### Task instructions
Repeat the whole listing below, word for word.

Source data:

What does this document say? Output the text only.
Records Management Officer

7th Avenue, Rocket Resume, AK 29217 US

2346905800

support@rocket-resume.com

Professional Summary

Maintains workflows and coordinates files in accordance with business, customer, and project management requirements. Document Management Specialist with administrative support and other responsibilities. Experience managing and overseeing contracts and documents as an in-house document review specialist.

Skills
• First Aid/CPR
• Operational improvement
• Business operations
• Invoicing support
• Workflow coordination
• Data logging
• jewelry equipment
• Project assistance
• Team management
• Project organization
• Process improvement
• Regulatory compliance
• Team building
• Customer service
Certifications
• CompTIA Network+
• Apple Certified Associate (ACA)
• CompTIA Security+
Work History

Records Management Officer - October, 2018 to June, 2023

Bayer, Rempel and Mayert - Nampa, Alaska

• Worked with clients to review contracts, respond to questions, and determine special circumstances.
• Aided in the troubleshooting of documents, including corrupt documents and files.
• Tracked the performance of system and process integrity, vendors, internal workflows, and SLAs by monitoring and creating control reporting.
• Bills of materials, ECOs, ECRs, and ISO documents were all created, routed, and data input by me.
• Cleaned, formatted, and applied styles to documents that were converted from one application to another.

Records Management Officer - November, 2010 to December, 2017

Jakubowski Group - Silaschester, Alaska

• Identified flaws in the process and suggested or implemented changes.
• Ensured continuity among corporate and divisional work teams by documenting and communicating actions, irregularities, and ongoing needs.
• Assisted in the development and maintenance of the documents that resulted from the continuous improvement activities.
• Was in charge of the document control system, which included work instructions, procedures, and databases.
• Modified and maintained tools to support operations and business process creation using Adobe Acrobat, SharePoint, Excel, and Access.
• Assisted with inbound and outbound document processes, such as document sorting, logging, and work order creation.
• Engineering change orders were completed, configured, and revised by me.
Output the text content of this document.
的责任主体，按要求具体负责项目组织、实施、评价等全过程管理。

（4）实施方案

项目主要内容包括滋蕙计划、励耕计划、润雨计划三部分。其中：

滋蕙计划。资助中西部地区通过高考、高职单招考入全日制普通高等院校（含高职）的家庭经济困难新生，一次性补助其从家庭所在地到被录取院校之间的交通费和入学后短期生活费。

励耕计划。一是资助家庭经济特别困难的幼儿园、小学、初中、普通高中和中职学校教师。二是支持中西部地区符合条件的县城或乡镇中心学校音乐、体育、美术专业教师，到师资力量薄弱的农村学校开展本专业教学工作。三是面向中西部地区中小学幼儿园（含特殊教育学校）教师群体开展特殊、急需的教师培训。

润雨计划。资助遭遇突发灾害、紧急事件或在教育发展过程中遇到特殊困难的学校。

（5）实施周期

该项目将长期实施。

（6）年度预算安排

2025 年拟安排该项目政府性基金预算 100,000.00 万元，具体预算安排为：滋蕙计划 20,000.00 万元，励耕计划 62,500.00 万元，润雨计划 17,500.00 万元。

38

### Reply
What does this document say? Output the text only.
Records Management Officer

7th Avenue, Rocket Resume, AK 29217 US

2346905800

support@rocket-resume.com

Professional Summary

Maintains workflows and coordinates files in accordance with business, customer, and project management requirements. Document Management Specialist with administrative support and other responsibilities. Experience managing and overseeing contracts and documents as an in-house document review specialist.

Skills
• First Aid/CPR
• Operational improvement
• Business operations
• Invoicing support
• Workflow coordination
• Data logging
• jewelry equipment
• Project assistance
• Team management
• Project organization
• Process improvement
• Regulatory compliance
• Team building
• Customer service
Certifications
• CompTIA Network+
• Apple Certified Associate (ACA)
• CompTIA Security+
Work History

Records Management Officer - October, 2018 to June, 2023

Bayer, Rempel and Mayert - Nampa, Alaska

• Worked with clients to review contracts, respond to questions, and determine special circumstances.
• Aided in the troubleshooting of documents, including corrupt documents and files.
• Tracked the performance of system and process integrity, vendors, internal workflows, and SLAs by monitoring and creating control reporting.
• Bills of materials, ECOs, ECRs, and ISO documents were all created, routed, and data input by me.
• Cleaned, formatted, and applied styles to documents that were converted from one application to another.

Records Management Officer - November, 2010 to December, 2017

Jakubowski Group - Silaschester, Alaska

• Identified flaws in the process and suggested or implemented changes.
• Ensured continuity among corporate and divisional work teams by documenting and communicating actions, irregularities, and ongoing needs.
• Assisted in the development and maintenance of the documents that resulted from the continuous improvement activities.
• Was in charge of the document control system, which included work instructions, procedures, and databases.
• Modified and maintained tools to support operations and business process creation using Adobe Acrobat, SharePoint, Excel, and Access.
• Assisted with inbound and outbound document processes, such as document sorting, logging, and work order creation.
• Engineering change orders were completed, configured, and revised by me.
Output the text content of this document.
的责任主体，按要求具体负责项目组织、实施、评价等全过程管理。

（4）实施方案

项目主要内容包括滋蕙计划、励耕计划、润雨计划三部分。其中：

滋蕙计划。资助中西部地区通过高考、高职单招考入全日制普通高等院校（含高职）的家庭经济困难新生，一次性补助其从家庭所在地到被录取院校之间的交通费和入学后短期生活费。

励耕计划。一是资助家庭经济特别困难的幼儿园、小学、初中、普通高中和中职学校教师。二是支持中西部地区符合条件的县城或乡镇中心学校音乐、体育、美术专业教师，到师资力量薄弱的农村学校开展本专业教学工作。三是面向中西部地区中小学幼儿园（含特殊教育学校）教师群体开展特殊、急需的教师培训。

润雨计划。资助遭遇突发灾害、紧急事件或在教育发展过程中遇到特殊困难的学校。

（5）实施周期

该项目将长期实施。

（6）年度预算安排

2025 年拟安排该项目政府性基金预算 100,000.00 万元，具体预算安排为：滋蕙计划 20,000.00 万元，励耕计划 62,500.00 万元，润雨计划 17,500.00 万元。

38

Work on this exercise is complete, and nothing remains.